Written request:
The records below are to be copied word for word, with every picture left out.

Records for processing:
++++++

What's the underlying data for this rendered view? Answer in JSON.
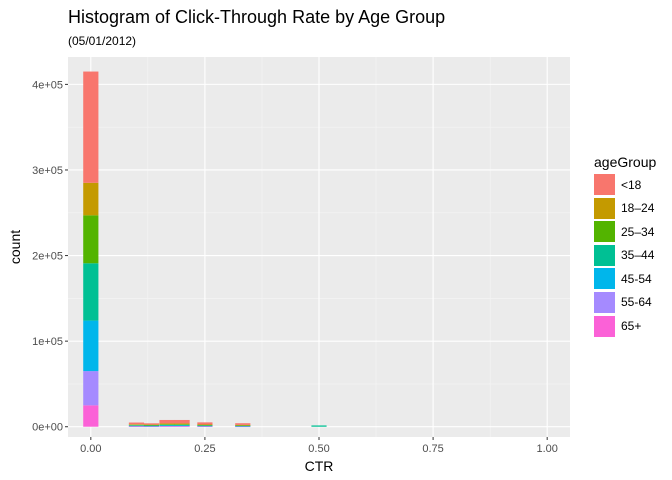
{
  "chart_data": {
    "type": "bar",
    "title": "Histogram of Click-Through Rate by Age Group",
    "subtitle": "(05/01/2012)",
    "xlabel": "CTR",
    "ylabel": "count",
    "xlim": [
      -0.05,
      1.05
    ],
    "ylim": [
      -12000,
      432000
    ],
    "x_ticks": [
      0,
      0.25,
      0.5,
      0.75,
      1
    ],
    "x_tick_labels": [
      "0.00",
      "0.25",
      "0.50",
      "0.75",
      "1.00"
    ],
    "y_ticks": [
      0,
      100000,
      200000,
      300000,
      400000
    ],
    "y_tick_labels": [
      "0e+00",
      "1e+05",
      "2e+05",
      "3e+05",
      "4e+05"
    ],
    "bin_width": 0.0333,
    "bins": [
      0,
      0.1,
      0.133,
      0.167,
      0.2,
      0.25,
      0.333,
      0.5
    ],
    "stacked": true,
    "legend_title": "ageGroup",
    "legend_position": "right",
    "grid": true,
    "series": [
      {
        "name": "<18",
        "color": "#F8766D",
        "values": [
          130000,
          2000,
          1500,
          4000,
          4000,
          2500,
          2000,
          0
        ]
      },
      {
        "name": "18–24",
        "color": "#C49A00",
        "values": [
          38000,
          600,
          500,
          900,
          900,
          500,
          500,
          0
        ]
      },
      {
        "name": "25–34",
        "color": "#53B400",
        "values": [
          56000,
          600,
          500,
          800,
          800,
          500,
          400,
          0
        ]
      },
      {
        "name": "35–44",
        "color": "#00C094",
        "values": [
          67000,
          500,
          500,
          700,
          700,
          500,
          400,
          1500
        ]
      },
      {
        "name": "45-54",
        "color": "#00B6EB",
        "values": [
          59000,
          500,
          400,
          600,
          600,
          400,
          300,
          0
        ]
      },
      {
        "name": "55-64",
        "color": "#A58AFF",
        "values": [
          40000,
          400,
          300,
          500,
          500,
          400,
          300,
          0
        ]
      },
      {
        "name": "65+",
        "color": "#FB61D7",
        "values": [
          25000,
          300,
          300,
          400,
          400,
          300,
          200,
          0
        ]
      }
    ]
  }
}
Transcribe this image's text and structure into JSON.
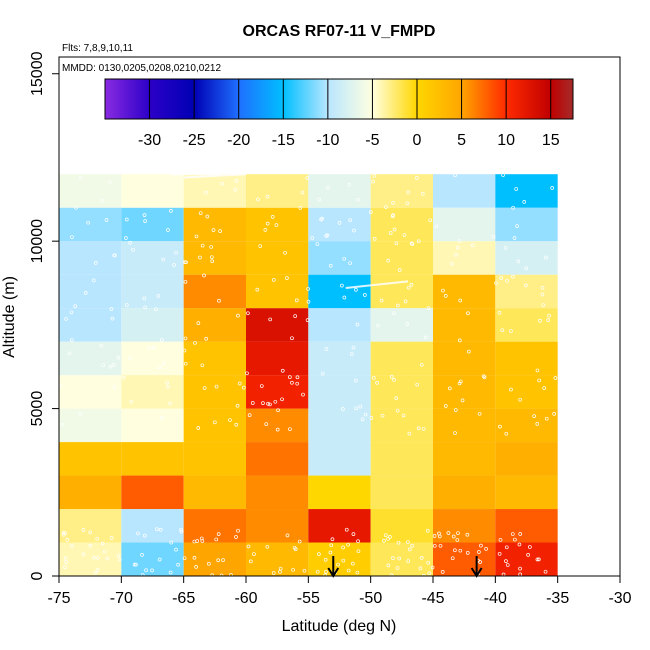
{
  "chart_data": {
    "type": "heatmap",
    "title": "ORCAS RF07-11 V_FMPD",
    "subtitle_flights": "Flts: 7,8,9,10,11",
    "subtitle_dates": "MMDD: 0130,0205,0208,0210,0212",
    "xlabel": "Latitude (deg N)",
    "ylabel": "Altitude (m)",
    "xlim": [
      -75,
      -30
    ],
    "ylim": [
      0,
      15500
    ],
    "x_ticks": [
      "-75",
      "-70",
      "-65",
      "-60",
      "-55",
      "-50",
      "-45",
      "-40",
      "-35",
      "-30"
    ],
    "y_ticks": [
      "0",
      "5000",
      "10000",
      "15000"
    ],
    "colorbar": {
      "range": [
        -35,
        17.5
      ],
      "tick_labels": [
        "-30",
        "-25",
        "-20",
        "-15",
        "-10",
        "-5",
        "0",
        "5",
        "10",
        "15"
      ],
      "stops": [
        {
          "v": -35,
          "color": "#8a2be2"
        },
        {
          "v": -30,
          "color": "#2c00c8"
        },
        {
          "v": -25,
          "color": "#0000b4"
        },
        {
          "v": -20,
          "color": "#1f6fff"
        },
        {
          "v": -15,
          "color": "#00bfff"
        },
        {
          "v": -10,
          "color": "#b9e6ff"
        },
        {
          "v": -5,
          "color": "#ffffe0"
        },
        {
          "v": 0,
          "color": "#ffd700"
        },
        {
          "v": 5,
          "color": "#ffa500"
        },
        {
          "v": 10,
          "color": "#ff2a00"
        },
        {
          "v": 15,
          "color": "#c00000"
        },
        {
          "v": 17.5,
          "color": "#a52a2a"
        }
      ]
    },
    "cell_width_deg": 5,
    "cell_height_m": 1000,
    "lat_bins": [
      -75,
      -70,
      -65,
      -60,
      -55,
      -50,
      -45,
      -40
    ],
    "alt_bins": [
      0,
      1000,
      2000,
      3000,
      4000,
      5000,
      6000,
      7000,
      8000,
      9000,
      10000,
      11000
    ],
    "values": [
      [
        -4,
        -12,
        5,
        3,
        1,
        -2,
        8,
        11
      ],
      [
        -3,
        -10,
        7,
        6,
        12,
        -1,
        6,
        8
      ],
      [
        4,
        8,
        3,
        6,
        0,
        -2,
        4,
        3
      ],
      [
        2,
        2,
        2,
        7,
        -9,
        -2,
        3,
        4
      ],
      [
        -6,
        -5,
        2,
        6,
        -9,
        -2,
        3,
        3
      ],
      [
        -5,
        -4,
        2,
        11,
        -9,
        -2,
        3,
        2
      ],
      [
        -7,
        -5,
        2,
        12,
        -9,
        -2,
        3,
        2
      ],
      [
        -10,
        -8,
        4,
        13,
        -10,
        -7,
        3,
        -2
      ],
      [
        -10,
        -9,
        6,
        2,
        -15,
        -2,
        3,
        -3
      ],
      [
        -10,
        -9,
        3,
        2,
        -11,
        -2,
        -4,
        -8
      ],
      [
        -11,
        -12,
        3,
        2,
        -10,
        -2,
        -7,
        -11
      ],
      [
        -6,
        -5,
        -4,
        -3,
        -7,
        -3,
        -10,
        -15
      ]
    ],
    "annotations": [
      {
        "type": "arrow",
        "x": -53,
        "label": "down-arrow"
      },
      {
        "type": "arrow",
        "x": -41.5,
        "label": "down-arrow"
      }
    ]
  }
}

++++++

Correct result:
What's the underlying data for this rendered view? Answer in JSON.
{
  "chart_data": {
    "type": "bar",
    "title": "Histogram of Click-Through Rate by Age Group",
    "subtitle": "(05/01/2012)",
    "xlabel": "CTR",
    "ylabel": "count",
    "xlim": [
      -0.05,
      1.05
    ],
    "ylim": [
      -12000,
      432000
    ],
    "x_ticks": [
      0,
      0.25,
      0.5,
      0.75,
      1
    ],
    "x_tick_labels": [
      "0.00",
      "0.25",
      "0.50",
      "0.75",
      "1.00"
    ],
    "y_ticks": [
      0,
      100000,
      200000,
      300000,
      400000
    ],
    "y_tick_labels": [
      "0e+00",
      "1e+05",
      "2e+05",
      "3e+05",
      "4e+05"
    ],
    "bin_width": 0.0333,
    "bins": [
      0,
      0.1,
      0.133,
      0.167,
      0.2,
      0.25,
      0.333,
      0.5
    ],
    "stacked": true,
    "legend_title": "ageGroup",
    "legend_position": "right",
    "grid": true,
    "series": [
      {
        "name": "<18",
        "color": "#F8766D",
        "values": [
          130000,
          2000,
          1500,
          4000,
          4000,
          2500,
          2000,
          0
        ]
      },
      {
        "name": "18–24",
        "color": "#C49A00",
        "values": [
          38000,
          600,
          500,
          900,
          900,
          500,
          500,
          0
        ]
      },
      {
        "name": "25–34",
        "color": "#53B400",
        "values": [
          56000,
          600,
          500,
          800,
          800,
          500,
          400,
          0
        ]
      },
      {
        "name": "35–44",
        "color": "#00C094",
        "values": [
          67000,
          500,
          500,
          700,
          700,
          500,
          400,
          1500
        ]
      },
      {
        "name": "45-54",
        "color": "#00B6EB",
        "values": [
          59000,
          500,
          400,
          600,
          600,
          400,
          300,
          0
        ]
      },
      {
        "name": "55-64",
        "color": "#A58AFF",
        "values": [
          40000,
          400,
          300,
          500,
          500,
          400,
          300,
          0
        ]
      },
      {
        "name": "65+",
        "color": "#FB61D7",
        "values": [
          25000,
          300,
          300,
          400,
          400,
          300,
          200,
          0
        ]
      }
    ]
  }
}
Transcribe this image's text and structure into JSON.
{
  "chart_data": {
    "type": "heatmap",
    "title": "ORCAS RF07-11 V_FMPD",
    "subtitle_flights": "Flts: 7,8,9,10,11",
    "subtitle_dates": "MMDD: 0130,0205,0208,0210,0212",
    "xlabel": "Latitude (deg N)",
    "ylabel": "Altitude (m)",
    "xlim": [
      -75,
      -30
    ],
    "ylim": [
      0,
      15500
    ],
    "x_ticks": [
      "-75",
      "-70",
      "-65",
      "-60",
      "-55",
      "-50",
      "-45",
      "-40",
      "-35",
      "-30"
    ],
    "y_ticks": [
      "0",
      "5000",
      "10000",
      "15000"
    ],
    "colorbar": {
      "range": [
        -35,
        17.5
      ],
      "tick_labels": [
        "-30",
        "-25",
        "-20",
        "-15",
        "-10",
        "-5",
        "0",
        "5",
        "10",
        "15"
      ],
      "stops": [
        {
          "v": -35,
          "color": "#8a2be2"
        },
        {
          "v": -30,
          "color": "#2c00c8"
        },
        {
          "v": -25,
          "color": "#0000b4"
        },
        {
          "v": -20,
          "color": "#1f6fff"
        },
        {
          "v": -15,
          "color": "#00bfff"
        },
        {
          "v": -10,
          "color": "#b9e6ff"
        },
        {
          "v": -5,
          "color": "#ffffe0"
        },
        {
          "v": 0,
          "color": "#ffd700"
        },
        {
          "v": 5,
          "color": "#ffa500"
        },
        {
          "v": 10,
          "color": "#ff2a00"
        },
        {
          "v": 15,
          "color": "#c00000"
        },
        {
          "v": 17.5,
          "color": "#a52a2a"
        }
      ]
    },
    "cell_width_deg": 5,
    "cell_height_m": 1000,
    "lat_bins": [
      -75,
      -70,
      -65,
      -60,
      -55,
      -50,
      -45,
      -40
    ],
    "alt_bins": [
      0,
      1000,
      2000,
      3000,
      4000,
      5000,
      6000,
      7000,
      8000,
      9000,
      10000,
      11000
    ],
    "values": [
      [
        -4,
        -12,
        5,
        3,
        1,
        -2,
        8,
        11
      ],
      [
        -3,
        -10,
        7,
        6,
        12,
        -1,
        6,
        8
      ],
      [
        4,
        8,
        3,
        6,
        0,
        -2,
        4,
        3
      ],
      [
        2,
        2,
        2,
        7,
        -9,
        -2,
        3,
        4
      ],
      [
        -6,
        -5,
        2,
        6,
        -9,
        -2,
        3,
        3
      ],
      [
        -5,
        -4,
        2,
        11,
        -9,
        -2,
        3,
        2
      ],
      [
        -7,
        -5,
        2,
        12,
        -9,
        -2,
        3,
        2
      ],
      [
        -10,
        -8,
        4,
        13,
        -10,
        -7,
        3,
        -2
      ],
      [
        -10,
        -9,
        6,
        2,
        -15,
        -2,
        3,
        -3
      ],
      [
        -10,
        -9,
        3,
        2,
        -11,
        -2,
        -4,
        -8
      ],
      [
        -11,
        -12,
        3,
        2,
        -10,
        -2,
        -7,
        -11
      ],
      [
        -6,
        -5,
        -4,
        -3,
        -7,
        -3,
        -10,
        -15
      ]
    ],
    "annotations": [
      {
        "type": "arrow",
        "x": -53,
        "label": "down-arrow"
      },
      {
        "type": "arrow",
        "x": -41.5,
        "label": "down-arrow"
      }
    ]
  }
}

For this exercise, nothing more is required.